▶ _Prompt_: Select all lines in the records that include "summary".

▶ _Extracted records_:
________

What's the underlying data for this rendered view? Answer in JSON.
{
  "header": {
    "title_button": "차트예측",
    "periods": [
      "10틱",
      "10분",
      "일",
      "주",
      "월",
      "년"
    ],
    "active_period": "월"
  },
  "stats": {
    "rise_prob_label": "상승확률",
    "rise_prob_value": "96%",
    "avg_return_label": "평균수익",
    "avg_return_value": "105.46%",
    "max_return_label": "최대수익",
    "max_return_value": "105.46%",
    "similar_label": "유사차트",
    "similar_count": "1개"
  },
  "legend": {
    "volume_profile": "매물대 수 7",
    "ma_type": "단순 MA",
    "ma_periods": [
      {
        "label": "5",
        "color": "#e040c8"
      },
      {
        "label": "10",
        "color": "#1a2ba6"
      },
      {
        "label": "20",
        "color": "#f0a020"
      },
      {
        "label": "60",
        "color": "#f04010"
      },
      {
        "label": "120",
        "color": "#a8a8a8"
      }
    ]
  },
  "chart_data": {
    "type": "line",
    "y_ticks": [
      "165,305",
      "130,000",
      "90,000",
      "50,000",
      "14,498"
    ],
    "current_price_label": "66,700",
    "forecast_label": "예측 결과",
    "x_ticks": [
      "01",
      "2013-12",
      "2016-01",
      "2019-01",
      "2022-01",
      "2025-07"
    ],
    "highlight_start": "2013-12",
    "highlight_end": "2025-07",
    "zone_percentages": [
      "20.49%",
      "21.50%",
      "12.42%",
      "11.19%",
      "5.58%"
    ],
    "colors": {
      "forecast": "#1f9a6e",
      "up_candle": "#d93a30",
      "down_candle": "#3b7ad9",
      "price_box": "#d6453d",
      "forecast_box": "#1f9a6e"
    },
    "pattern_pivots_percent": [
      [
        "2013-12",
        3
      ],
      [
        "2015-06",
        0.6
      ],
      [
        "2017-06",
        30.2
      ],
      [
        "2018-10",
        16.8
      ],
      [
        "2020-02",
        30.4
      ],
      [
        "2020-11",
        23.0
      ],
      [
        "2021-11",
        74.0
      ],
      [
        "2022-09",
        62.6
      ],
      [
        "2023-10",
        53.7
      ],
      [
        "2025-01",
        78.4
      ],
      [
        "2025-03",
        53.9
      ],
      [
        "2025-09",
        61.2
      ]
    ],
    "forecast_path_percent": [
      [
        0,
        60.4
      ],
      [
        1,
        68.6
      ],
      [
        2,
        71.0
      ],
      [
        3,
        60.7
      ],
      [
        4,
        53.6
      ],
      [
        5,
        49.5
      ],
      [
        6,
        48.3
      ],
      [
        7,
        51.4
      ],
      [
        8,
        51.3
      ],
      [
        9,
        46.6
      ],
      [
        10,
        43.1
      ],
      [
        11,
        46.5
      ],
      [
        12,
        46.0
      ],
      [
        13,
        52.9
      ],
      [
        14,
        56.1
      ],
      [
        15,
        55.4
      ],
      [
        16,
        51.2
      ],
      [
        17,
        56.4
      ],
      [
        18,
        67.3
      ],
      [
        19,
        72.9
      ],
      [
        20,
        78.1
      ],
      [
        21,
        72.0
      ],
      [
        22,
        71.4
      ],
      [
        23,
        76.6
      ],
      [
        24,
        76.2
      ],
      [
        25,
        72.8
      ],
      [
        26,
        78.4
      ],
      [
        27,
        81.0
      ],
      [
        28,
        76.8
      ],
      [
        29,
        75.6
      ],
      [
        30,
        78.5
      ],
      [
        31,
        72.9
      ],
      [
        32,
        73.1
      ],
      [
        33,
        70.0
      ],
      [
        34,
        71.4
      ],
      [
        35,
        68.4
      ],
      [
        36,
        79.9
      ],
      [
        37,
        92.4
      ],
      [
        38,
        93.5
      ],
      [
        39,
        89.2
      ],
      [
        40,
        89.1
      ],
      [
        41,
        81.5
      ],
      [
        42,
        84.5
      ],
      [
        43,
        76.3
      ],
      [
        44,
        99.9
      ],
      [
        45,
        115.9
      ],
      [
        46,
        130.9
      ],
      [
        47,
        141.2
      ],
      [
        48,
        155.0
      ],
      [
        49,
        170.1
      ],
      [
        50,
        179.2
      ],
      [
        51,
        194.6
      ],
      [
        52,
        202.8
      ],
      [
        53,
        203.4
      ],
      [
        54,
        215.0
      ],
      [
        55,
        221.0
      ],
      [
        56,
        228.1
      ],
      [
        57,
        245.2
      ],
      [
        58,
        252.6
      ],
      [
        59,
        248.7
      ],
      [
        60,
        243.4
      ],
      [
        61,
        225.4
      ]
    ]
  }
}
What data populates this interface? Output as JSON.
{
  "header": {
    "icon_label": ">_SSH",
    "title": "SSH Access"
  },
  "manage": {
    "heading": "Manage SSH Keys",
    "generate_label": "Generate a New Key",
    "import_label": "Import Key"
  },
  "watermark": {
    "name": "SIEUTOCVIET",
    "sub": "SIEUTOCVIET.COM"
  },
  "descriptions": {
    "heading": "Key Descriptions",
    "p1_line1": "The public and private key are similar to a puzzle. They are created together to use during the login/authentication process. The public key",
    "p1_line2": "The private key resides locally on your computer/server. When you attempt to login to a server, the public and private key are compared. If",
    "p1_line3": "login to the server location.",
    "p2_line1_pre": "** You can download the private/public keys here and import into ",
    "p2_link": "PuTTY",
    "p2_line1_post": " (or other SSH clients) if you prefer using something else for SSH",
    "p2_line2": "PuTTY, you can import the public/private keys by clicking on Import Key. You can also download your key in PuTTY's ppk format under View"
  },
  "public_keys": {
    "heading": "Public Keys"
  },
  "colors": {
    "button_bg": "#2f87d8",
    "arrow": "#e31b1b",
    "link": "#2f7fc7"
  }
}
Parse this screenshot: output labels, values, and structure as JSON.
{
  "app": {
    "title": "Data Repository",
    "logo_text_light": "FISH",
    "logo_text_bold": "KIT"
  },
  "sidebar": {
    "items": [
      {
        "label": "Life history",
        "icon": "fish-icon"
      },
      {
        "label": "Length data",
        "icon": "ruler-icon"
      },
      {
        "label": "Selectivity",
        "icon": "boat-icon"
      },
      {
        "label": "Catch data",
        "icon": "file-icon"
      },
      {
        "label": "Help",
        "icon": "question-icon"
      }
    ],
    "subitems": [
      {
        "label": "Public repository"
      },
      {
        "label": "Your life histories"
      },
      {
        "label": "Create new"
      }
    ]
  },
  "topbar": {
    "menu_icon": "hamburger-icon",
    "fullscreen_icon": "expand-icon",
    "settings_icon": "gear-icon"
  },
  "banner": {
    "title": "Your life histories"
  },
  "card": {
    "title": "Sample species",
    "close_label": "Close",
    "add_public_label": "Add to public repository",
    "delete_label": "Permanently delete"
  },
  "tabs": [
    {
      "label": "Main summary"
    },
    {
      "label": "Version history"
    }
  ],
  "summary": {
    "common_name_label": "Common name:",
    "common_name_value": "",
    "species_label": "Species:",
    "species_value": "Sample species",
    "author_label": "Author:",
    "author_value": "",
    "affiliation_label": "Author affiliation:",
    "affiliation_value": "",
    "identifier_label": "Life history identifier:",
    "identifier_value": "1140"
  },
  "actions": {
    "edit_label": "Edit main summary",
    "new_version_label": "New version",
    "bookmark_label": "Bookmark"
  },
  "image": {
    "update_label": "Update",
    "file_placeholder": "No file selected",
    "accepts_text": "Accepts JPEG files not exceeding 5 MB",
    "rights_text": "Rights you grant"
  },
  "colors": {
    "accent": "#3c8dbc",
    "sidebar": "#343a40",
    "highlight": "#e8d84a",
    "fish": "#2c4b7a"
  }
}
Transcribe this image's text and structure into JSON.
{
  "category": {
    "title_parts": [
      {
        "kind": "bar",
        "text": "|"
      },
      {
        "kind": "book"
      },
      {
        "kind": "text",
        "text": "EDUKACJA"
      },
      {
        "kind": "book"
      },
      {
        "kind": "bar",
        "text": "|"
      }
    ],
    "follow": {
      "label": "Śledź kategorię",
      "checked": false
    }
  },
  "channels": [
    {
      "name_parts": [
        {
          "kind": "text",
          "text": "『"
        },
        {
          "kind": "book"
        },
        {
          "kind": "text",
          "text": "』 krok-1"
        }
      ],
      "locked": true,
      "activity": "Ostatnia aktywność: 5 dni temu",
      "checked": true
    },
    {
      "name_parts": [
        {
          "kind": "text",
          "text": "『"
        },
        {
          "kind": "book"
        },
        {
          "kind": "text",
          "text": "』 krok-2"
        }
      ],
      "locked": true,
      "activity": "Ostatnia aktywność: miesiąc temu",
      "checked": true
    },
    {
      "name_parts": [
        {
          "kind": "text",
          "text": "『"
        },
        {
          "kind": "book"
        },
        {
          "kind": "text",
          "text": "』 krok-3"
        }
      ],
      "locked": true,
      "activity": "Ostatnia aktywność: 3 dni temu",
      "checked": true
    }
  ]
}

________

▶ _Solution below_:
      "label": "Main summary"
  "summary": {
    "edit_label": "Edit main summary",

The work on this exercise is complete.